What you have to do:
Pictures aside, write out every record exactly as it appears.

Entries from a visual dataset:
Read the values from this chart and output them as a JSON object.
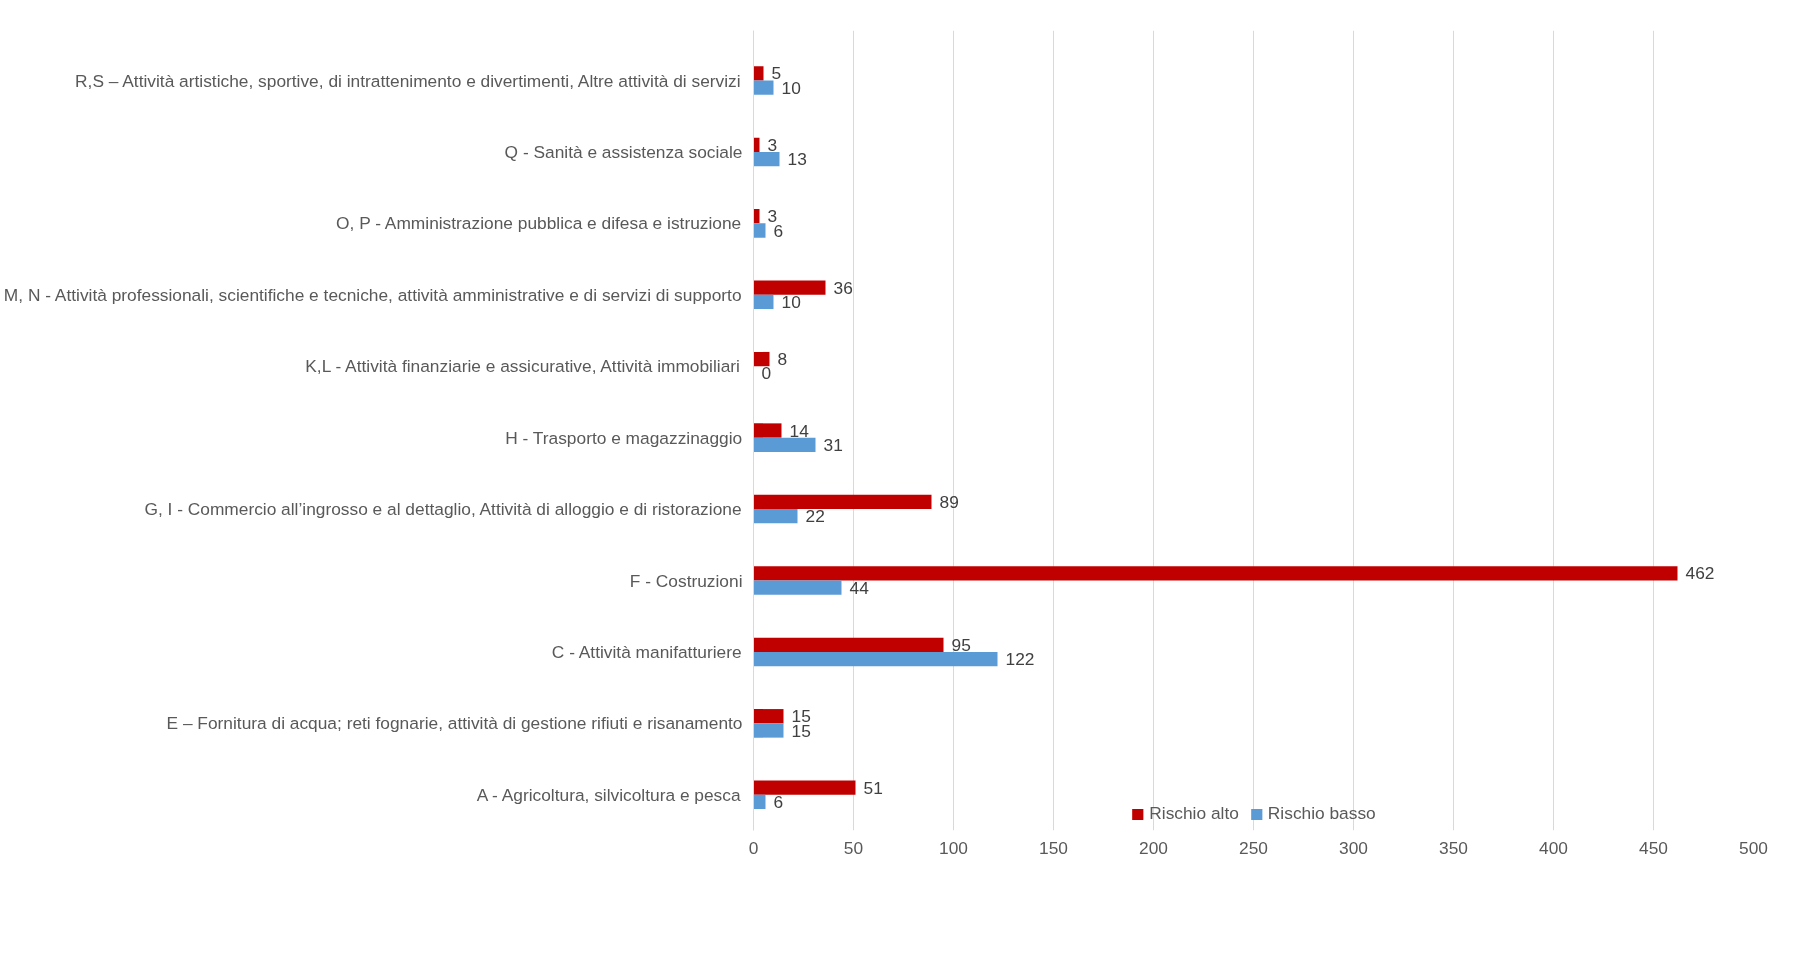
{
  "chart_data": {
    "type": "bar",
    "orientation": "horizontal",
    "categories": [
      "R,S – Attività artistiche, sportive, di intrattenimento e divertimenti, Altre attività di servizi",
      "Q - Sanità e assistenza sociale",
      "O, P - Amministrazione pubblica e difesa e istruzione",
      "M, N - Attività professionali, scientifiche e tecniche, attività amministrative e di servizi di supporto",
      "K,L - Attività finanziarie e assicurative, Attività immobiliari",
      "H - Trasporto e magazzinaggio",
      "G, I - Commercio all’ingrosso e al dettaglio, Attività di alloggio e di ristorazione",
      "F - Costruzioni",
      "C - Attività manifatturiere",
      "E – Fornitura di acqua; reti fognarie, attività di gestione rifiuti e risanamento",
      "A - Agricoltura, silvicoltura e pesca"
    ],
    "series": [
      {
        "name": "Rischio alto",
        "color": "#c00000",
        "values": [
          5,
          3,
          3,
          36,
          8,
          14,
          89,
          462,
          95,
          15,
          51
        ]
      },
      {
        "name": "Rischio basso",
        "color": "#5b9bd5",
        "values": [
          10,
          13,
          6,
          10,
          0,
          31,
          22,
          44,
          122,
          15,
          6
        ]
      }
    ],
    "xlim": [
      0,
      500
    ],
    "xticks": [
      0,
      50,
      100,
      150,
      200,
      250,
      300,
      350,
      400,
      450,
      500
    ],
    "grid": "x",
    "legend": "bottom",
    "data_labels": true
  }
}
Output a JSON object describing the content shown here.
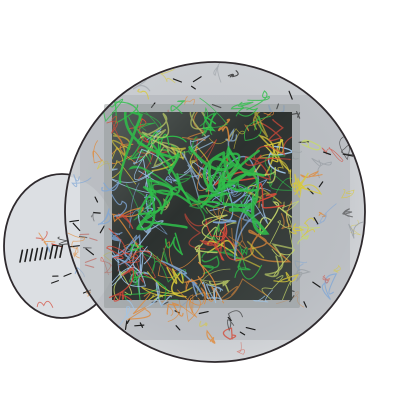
{
  "colors": {
    "background": "#ffffff",
    "outline": "#2f2a2e",
    "disc_fill": "#c9cbcf",
    "disc_inner": "#aeb3b8",
    "lobe_fill": "#dcdfe3",
    "square_dark": "#2e3331",
    "square_mid": "#4b524f",
    "square_edge": "#8c9392",
    "green": "#2fbf4a",
    "yellow": "#d8c93a",
    "orange": "#e08a3a",
    "blue": "#7fa6d6",
    "red": "#d44a3a",
    "dark": "#1e1e1e"
  }
}
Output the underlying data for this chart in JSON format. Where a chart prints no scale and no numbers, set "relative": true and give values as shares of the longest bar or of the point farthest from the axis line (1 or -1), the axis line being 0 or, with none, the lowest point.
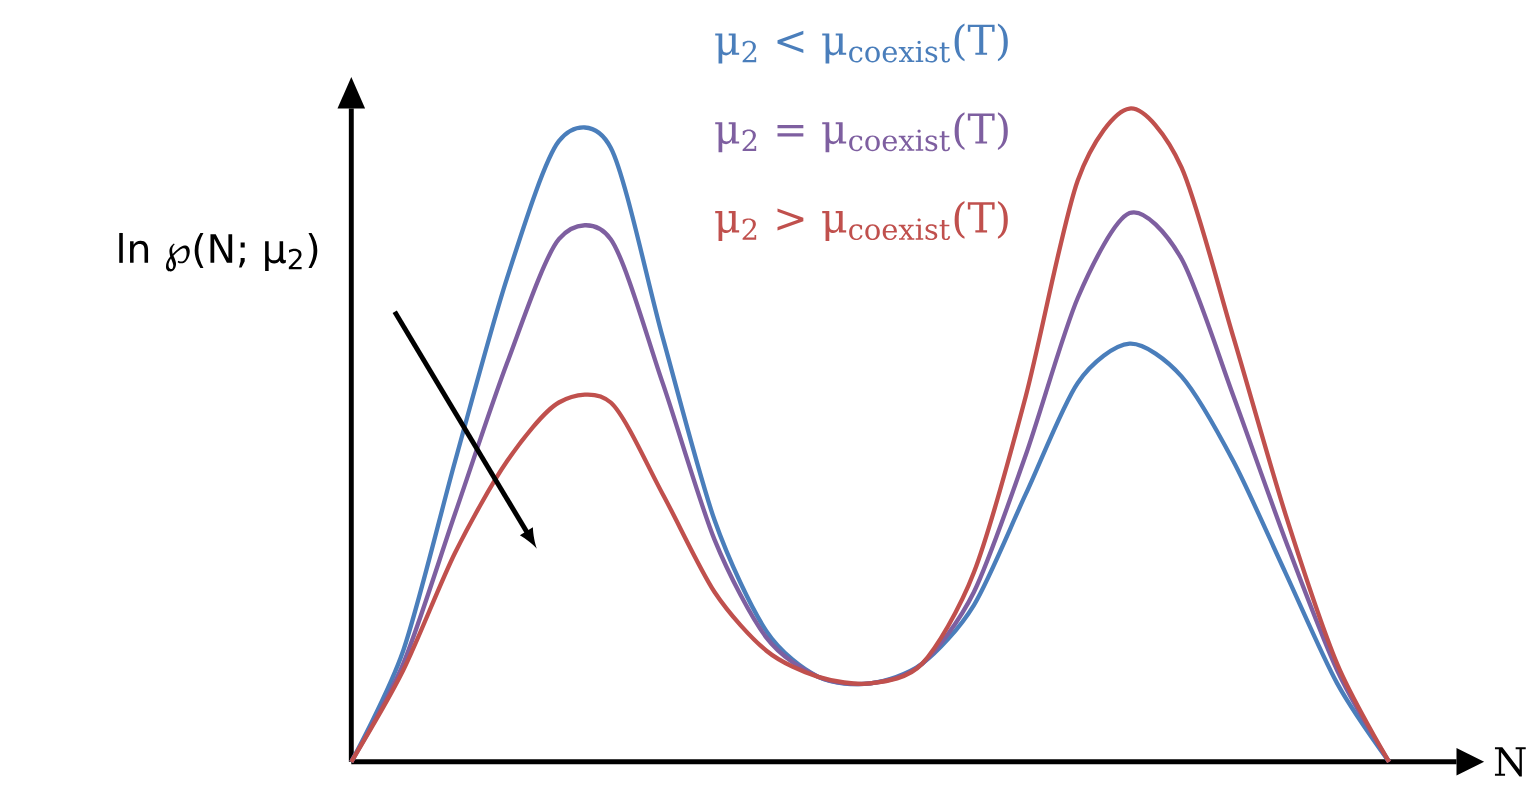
{
  "chart_data": {
    "type": "line",
    "relative": true,
    "xlabel": "N",
    "ylabel": "ln ℘(N; μ$_{2}$)",
    "legend": "top",
    "categories": [
      null,
      null,
      null,
      null,
      null,
      null,
      null,
      null,
      null,
      null,
      null,
      null,
      null,
      null,
      null,
      null,
      null,
      null,
      null,
      null,
      null
    ],
    "series": [
      {
        "name": "μ$_{2}$ < μ$_{coexist}$(T)",
        "color": "#4a7ebb",
        "values": [
          0,
          0.17,
          0.46,
          0.74,
          0.95,
          0.94,
          0.65,
          0.37,
          0.2,
          0.13,
          0.12,
          0.15,
          0.24,
          0.41,
          0.58,
          0.64,
          0.59,
          0.46,
          0.29,
          0.12,
          0
        ]
      },
      {
        "name": "μ$_{2}$ = μ$_{coexist}$(T)",
        "color": "#7e5fa0",
        "values": [
          0,
          0.15,
          0.38,
          0.61,
          0.8,
          0.8,
          0.58,
          0.34,
          0.19,
          0.13,
          0.12,
          0.15,
          0.26,
          0.47,
          0.71,
          0.84,
          0.77,
          0.56,
          0.34,
          0.14,
          0
        ]
      },
      {
        "name": "μ$_{2}$ > μ$_{coexist}$(T)",
        "color": "#c0504d",
        "values": [
          0,
          0.14,
          0.32,
          0.46,
          0.55,
          0.55,
          0.41,
          0.26,
          0.17,
          0.13,
          0.12,
          0.15,
          0.29,
          0.56,
          0.89,
          1,
          0.91,
          0.65,
          0.38,
          0.15,
          0
        ]
      }
    ]
  }
}
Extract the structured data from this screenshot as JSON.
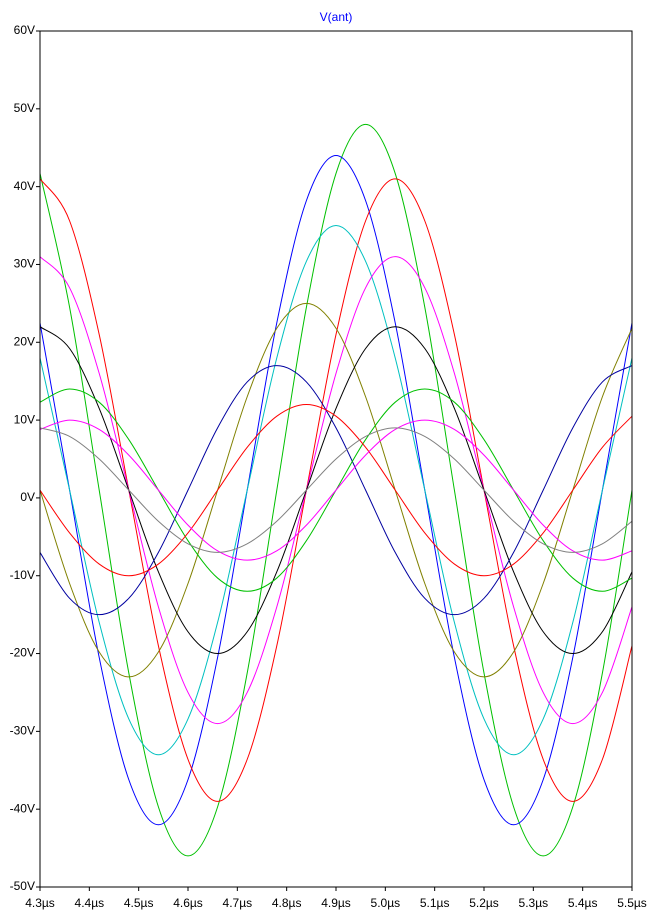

Answer below:
Read the values from this chart and output them as a JSON object.
{
  "chart_data": {
    "type": "bar",
    "orientation": "horizontal",
    "categories": [
      "R,S – Attività artistiche, sportive, di intrattenimento e divertimenti, Altre attività di servizi",
      "Q - Sanità e assistenza sociale",
      "O, P - Amministrazione pubblica e difesa e istruzione",
      "M, N - Attività professionali, scientifiche e tecniche, attività amministrative e di servizi di supporto",
      "K,L - Attività finanziarie e assicurative, Attività immobiliari",
      "H - Trasporto e magazzinaggio",
      "G, I - Commercio all’ingrosso e al dettaglio, Attività di alloggio e di ristorazione",
      "F - Costruzioni",
      "C - Attività manifatturiere",
      "E – Fornitura di acqua; reti fognarie, attività di gestione rifiuti e risanamento",
      "A - Agricoltura, silvicoltura e pesca"
    ],
    "series": [
      {
        "name": "Rischio alto",
        "color": "#c00000",
        "values": [
          5,
          3,
          3,
          36,
          8,
          14,
          89,
          462,
          95,
          15,
          51
        ]
      },
      {
        "name": "Rischio basso",
        "color": "#5b9bd5",
        "values": [
          10,
          13,
          6,
          10,
          0,
          31,
          22,
          44,
          122,
          15,
          6
        ]
      }
    ],
    "xlim": [
      0,
      500
    ],
    "xticks": [
      0,
      50,
      100,
      150,
      200,
      250,
      300,
      350,
      400,
      450,
      500
    ],
    "grid": "x",
    "legend": "bottom",
    "data_labels": true
  }
}
Output a JSON object describing the content shown here.
{
  "colors": {
    "background": "#ffffff",
    "outline": "#2f2a2e",
    "disc_fill": "#c9cbcf",
    "disc_inner": "#aeb3b8",
    "lobe_fill": "#dcdfe3",
    "square_dark": "#2e3331",
    "square_mid": "#4b524f",
    "square_edge": "#8c9392",
    "green": "#2fbf4a",
    "yellow": "#d8c93a",
    "orange": "#e08a3a",
    "blue": "#7fa6d6",
    "red": "#d44a3a",
    "dark": "#1e1e1e"
  }
}
Output the underlying data for this chart in JSON format. Where a chart prints no scale and no numbers, set "relative": true and give values as shares of the longest bar or of the point farthest from the axis line (1 or -1), the axis line being 0 or, with none, the lowest point.
{
  "chart_data": {
    "type": "line",
    "relative": true,
    "xlabel": "N",
    "ylabel": "ln ℘(N; μ$_{2}$)",
    "legend": "top",
    "categories": [
      null,
      null,
      null,
      null,
      null,
      null,
      null,
      null,
      null,
      null,
      null,
      null,
      null,
      null,
      null,
      null,
      null,
      null,
      null,
      null,
      null
    ],
    "series": [
      {
        "name": "μ$_{2}$ < μ$_{coexist}$(T)",
        "color": "#4a7ebb",
        "values": [
          0,
          0.17,
          0.46,
          0.74,
          0.95,
          0.94,
          0.65,
          0.37,
          0.2,
          0.13,
          0.12,
          0.15,
          0.24,
          0.41,
          0.58,
          0.64,
          0.59,
          0.46,
          0.29,
          0.12,
          0
        ]
      },
      {
        "name": "μ$_{2}$ = μ$_{coexist}$(T)",
        "color": "#7e5fa0",
        "values": [
          0,
          0.15,
          0.38,
          0.61,
          0.8,
          0.8,
          0.58,
          0.34,
          0.19,
          0.13,
          0.12,
          0.15,
          0.26,
          0.47,
          0.71,
          0.84,
          0.77,
          0.56,
          0.34,
          0.14,
          0
        ]
      },
      {
        "name": "μ$_{2}$ > μ$_{coexist}$(T)",
        "color": "#c0504d",
        "values": [
          0,
          0.14,
          0.32,
          0.46,
          0.55,
          0.55,
          0.41,
          0.26,
          0.17,
          0.13,
          0.12,
          0.15,
          0.29,
          0.56,
          0.89,
          1,
          0.91,
          0.65,
          0.38,
          0.15,
          0
        ]
      }
    ]
  }
}
Extract the structured data from this screenshot as JSON.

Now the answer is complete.